◆ WHAT THE EXERCISE ASKS
Repeat the material in full. Keep every line exactly as it is.

[Excerpts from a figure dataset]
##############################

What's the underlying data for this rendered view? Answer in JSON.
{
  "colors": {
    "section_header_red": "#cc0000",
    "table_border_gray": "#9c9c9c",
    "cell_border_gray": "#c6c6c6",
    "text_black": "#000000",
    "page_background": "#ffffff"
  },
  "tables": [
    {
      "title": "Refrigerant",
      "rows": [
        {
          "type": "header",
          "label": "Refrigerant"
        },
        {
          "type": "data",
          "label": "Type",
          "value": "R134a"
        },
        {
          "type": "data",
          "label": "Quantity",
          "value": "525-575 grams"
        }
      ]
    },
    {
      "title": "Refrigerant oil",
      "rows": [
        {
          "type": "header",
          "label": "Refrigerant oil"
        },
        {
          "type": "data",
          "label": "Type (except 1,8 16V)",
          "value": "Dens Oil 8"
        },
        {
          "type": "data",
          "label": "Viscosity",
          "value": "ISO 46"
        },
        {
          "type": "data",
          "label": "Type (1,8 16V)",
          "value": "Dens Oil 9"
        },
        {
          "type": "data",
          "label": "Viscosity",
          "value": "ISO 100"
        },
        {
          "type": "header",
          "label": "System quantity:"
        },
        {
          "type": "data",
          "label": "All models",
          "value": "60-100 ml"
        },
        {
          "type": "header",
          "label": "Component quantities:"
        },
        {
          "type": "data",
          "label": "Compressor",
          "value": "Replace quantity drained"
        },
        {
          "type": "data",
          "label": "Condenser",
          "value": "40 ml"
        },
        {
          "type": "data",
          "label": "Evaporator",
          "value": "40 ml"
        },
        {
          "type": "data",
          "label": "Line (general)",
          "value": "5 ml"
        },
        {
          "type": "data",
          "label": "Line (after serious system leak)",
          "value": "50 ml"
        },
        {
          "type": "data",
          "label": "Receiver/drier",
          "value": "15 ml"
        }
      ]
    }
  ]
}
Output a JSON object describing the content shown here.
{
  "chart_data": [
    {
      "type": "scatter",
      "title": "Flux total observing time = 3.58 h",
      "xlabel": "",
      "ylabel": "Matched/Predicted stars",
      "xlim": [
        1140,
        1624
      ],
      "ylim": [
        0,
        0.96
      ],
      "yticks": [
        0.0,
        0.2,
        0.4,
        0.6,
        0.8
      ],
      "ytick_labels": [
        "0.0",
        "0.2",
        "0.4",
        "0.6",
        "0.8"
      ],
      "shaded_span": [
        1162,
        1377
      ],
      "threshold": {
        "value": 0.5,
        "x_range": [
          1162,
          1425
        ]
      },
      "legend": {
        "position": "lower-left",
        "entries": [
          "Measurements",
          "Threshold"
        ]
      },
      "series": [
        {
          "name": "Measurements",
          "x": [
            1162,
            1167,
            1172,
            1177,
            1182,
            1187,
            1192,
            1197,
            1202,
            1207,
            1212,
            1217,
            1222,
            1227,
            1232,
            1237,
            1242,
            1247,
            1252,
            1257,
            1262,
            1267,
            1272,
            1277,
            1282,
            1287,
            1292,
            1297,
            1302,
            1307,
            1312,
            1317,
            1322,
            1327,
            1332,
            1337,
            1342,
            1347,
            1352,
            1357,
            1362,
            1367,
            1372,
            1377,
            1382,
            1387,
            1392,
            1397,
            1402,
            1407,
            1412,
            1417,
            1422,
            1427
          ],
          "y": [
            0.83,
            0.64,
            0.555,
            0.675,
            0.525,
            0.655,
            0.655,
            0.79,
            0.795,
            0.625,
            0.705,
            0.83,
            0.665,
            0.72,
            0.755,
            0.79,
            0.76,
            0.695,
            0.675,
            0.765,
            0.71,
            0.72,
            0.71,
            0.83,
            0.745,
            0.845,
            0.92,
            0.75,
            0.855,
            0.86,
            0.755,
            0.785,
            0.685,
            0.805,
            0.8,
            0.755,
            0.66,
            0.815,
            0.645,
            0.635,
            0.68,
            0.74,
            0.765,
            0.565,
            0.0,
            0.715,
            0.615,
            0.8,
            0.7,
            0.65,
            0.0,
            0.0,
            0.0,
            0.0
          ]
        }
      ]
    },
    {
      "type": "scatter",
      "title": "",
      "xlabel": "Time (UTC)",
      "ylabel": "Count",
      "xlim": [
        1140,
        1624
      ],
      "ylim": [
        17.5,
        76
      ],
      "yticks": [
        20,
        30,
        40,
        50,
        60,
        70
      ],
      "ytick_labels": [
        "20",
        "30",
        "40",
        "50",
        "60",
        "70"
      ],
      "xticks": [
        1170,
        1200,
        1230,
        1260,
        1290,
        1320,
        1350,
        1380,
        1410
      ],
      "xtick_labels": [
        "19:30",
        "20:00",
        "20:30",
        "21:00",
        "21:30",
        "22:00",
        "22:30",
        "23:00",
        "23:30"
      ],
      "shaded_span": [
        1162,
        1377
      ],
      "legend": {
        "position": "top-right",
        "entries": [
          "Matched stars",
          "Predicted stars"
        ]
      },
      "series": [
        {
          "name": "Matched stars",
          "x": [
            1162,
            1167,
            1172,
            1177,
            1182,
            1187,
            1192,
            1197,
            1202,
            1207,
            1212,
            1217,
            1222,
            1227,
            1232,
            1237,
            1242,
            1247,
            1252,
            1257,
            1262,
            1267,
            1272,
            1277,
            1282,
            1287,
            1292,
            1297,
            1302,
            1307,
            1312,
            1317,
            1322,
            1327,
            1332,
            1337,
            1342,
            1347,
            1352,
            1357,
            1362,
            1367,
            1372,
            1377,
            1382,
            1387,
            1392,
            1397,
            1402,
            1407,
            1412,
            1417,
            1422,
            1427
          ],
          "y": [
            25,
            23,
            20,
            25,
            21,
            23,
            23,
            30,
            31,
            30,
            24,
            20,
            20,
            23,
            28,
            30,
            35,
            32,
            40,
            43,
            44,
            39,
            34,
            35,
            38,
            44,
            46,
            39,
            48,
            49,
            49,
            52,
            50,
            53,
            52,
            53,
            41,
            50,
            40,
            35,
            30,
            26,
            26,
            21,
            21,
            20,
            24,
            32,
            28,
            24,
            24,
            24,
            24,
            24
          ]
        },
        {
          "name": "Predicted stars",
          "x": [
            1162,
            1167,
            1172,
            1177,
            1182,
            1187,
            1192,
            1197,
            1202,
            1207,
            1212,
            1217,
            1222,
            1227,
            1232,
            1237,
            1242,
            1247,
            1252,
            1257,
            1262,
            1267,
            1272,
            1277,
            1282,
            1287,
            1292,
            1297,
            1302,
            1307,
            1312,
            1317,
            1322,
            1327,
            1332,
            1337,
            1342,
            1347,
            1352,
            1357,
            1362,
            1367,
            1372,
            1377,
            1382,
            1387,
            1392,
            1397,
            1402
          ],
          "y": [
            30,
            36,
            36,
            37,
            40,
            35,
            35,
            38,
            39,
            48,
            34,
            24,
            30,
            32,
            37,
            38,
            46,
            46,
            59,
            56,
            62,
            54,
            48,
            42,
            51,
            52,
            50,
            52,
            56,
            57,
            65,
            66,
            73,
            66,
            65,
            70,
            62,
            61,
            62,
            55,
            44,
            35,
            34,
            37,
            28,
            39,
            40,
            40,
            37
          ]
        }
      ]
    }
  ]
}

##############################

◆ TASK RESULT
What's the underlying data for this rendered view? Answer in JSON.
{
  "colors": {
    "section_header_red": "#cc0000",
    "table_border_gray": "#9c9c9c",
    "cell_border_gray": "#c6c6c6",
    "text_black": "#000000",
    "page_background": "#ffffff"
  },
  "tables": [
    {
      "title": "Refrigerant",
      "rows": [
        {
          "type": "header",
          "label": "Refrigerant"
        },
        {
          "type": "data",
          "label": "Type",
          "value": "R134a"
        },
        {
          "type": "data",
          "label": "Quantity",
          "value": "525-575 grams"
        }
      ]
    },
    {
      "title": "Refrigerant oil",
      "rows": [
        {
          "type": "header",
          "label": "Refrigerant oil"
        },
        {
          "type": "data",
          "label": "Type (except 1,8 16V)",
          "value": "Dens Oil 8"
        },
        {
          "type": "data",
          "label": "Viscosity",
          "value": "ISO 46"
        },
        {
          "type": "data",
          "label": "Type (1,8 16V)",
          "value": "Dens Oil 9"
        },
        {
          "type": "data",
          "label": "Viscosity",
          "value": "ISO 100"
        },
        {
          "type": "header",
          "label": "System quantity:"
        },
        {
          "type": "data",
          "label": "All models",
          "value": "60-100 ml"
        },
        {
          "type": "header",
          "label": "Component quantities:"
        },
        {
          "type": "data",
          "label": "Compressor",
          "value": "Replace quantity drained"
        },
        {
          "type": "data",
          "label": "Condenser",
          "value": "40 ml"
        },
        {
          "type": "data",
          "label": "Evaporator",
          "value": "40 ml"
        },
        {
          "type": "data",
          "label": "Line (general)",
          "value": "5 ml"
        },
        {
          "type": "data",
          "label": "Line (after serious system leak)",
          "value": "50 ml"
        },
        {
          "type": "data",
          "label": "Receiver/drier",
          "value": "15 ml"
        }
      ]
    }
  ]
}
Output a JSON object describing the content shown here.
{
  "chart_data": [
    {
      "type": "scatter",
      "title": "Flux total observing time = 3.58 h",
      "xlabel": "",
      "ylabel": "Matched/Predicted stars",
      "xlim": [
        1140,
        1624
      ],
      "ylim": [
        0,
        0.96
      ],
      "yticks": [
        0.0,
        0.2,
        0.4,
        0.6,
        0.8
      ],
      "ytick_labels": [
        "0.0",
        "0.2",
        "0.4",
        "0.6",
        "0.8"
      ],
      "shaded_span": [
        1162,
        1377
      ],
      "threshold": {
        "value": 0.5,
        "x_range": [
          1162,
          1425
        ]
      },
      "legend": {
        "position": "lower-left",
        "entries": [
          "Measurements",
          "Threshold"
        ]
      },
      "series": [
        {
          "name": "Measurements",
          "x": [
            1162,
            1167,
            1172,
            1177,
            1182,
            1187,
            1192,
            1197,
            1202,
            1207,
            1212,
            1217,
            1222,
            1227,
            1232,
            1237,
            1242,
            1247,
            1252,
            1257,
            1262,
            1267,
            1272,
            1277,
            1282,
            1287,
            1292,
            1297,
            1302,
            1307,
            1312,
            1317,
            1322,
            1327,
            1332,
            1337,
            1342,
            1347,
            1352,
            1357,
            1362,
            1367,
            1372,
            1377,
            1382,
            1387,
            1392,
            1397,
            1402,
            1407,
            1412,
            1417,
            1422,
            1427
          ],
          "y": [
            0.83,
            0.64,
            0.555,
            0.675,
            0.525,
            0.655,
            0.655,
            0.79,
            0.795,
            0.625,
            0.705,
            0.83,
            0.665,
            0.72,
            0.755,
            0.79,
            0.76,
            0.695,
            0.675,
            0.765,
            0.71,
            0.72,
            0.71,
            0.83,
            0.745,
            0.845,
            0.92,
            0.75,
            0.855,
            0.86,
            0.755,
            0.785,
            0.685,
            0.805,
            0.8,
            0.755,
            0.66,
            0.815,
            0.645,
            0.635,
            0.68,
            0.74,
            0.765,
            0.565,
            0.0,
            0.715,
            0.615,
            0.8,
            0.7,
            0.65,
            0.0,
            0.0,
            0.0,
            0.0
          ]
        }
      ]
    },
    {
      "type": "scatter",
      "title": "",
      "xlabel": "Time (UTC)",
      "ylabel": "Count",
      "xlim": [
        1140,
        1624
      ],
      "ylim": [
        17.5,
        76
      ],
      "yticks": [
        20,
        30,
        40,
        50,
        60,
        70
      ],
      "ytick_labels": [
        "20",
        "30",
        "40",
        "50",
        "60",
        "70"
      ],
      "xticks": [
        1170,
        1200,
        1230,
        1260,
        1290,
        1320,
        1350,
        1380,
        1410
      ],
      "xtick_labels": [
        "19:30",
        "20:00",
        "20:30",
        "21:00",
        "21:30",
        "22:00",
        "22:30",
        "23:00",
        "23:30"
      ],
      "shaded_span": [
        1162,
        1377
      ],
      "legend": {
        "position": "top-right",
        "entries": [
          "Matched stars",
          "Predicted stars"
        ]
      },
      "series": [
        {
          "name": "Matched stars",
          "x": [
            1162,
            1167,
            1172,
            1177,
            1182,
            1187,
            1192,
            1197,
            1202,
            1207,
            1212,
            1217,
            1222,
            1227,
            1232,
            1237,
            1242,
            1247,
            1252,
            1257,
            1262,
            1267,
            1272,
            1277,
            1282,
            1287,
            1292,
            1297,
            1302,
            1307,
            1312,
            1317,
            1322,
            1327,
            1332,
            1337,
            1342,
            1347,
            1352,
            1357,
            1362,
            1367,
            1372,
            1377,
            1382,
            1387,
            1392,
            1397,
            1402,
            1407,
            1412,
            1417,
            1422,
            1427
          ],
          "y": [
            25,
            23,
            20,
            25,
            21,
            23,
            23,
            30,
            31,
            30,
            24,
            20,
            20,
            23,
            28,
            30,
            35,
            32,
            40,
            43,
            44,
            39,
            34,
            35,
            38,
            44,
            46,
            39,
            48,
            49,
            49,
            52,
            50,
            53,
            52,
            53,
            41,
            50,
            40,
            35,
            30,
            26,
            26,
            21,
            21,
            20,
            24,
            32,
            28,
            24,
            24,
            24,
            24,
            24
          ]
        },
        {
          "name": "Predicted stars",
          "x": [
            1162,
            1167,
            1172,
            1177,
            1182,
            1187,
            1192,
            1197,
            1202,
            1207,
            1212,
            1217,
            1222,
            1227,
            1232,
            1237,
            1242,
            1247,
            1252,
            1257,
            1262,
            1267,
            1272,
            1277,
            1282,
            1287,
            1292,
            1297,
            1302,
            1307,
            1312,
            1317,
            1322,
            1327,
            1332,
            1337,
            1342,
            1347,
            1352,
            1357,
            1362,
            1367,
            1372,
            1377,
            1382,
            1387,
            1392,
            1397,
            1402
          ],
          "y": [
            30,
            36,
            36,
            37,
            40,
            35,
            35,
            38,
            39,
            48,
            34,
            24,
            30,
            32,
            37,
            38,
            46,
            46,
            59,
            56,
            62,
            54,
            48,
            42,
            51,
            52,
            50,
            52,
            56,
            57,
            65,
            66,
            73,
            66,
            65,
            70,
            62,
            61,
            62,
            55,
            44,
            35,
            34,
            37,
            28,
            39,
            40,
            40,
            37
          ]
        }
      ]
    }
  ]
}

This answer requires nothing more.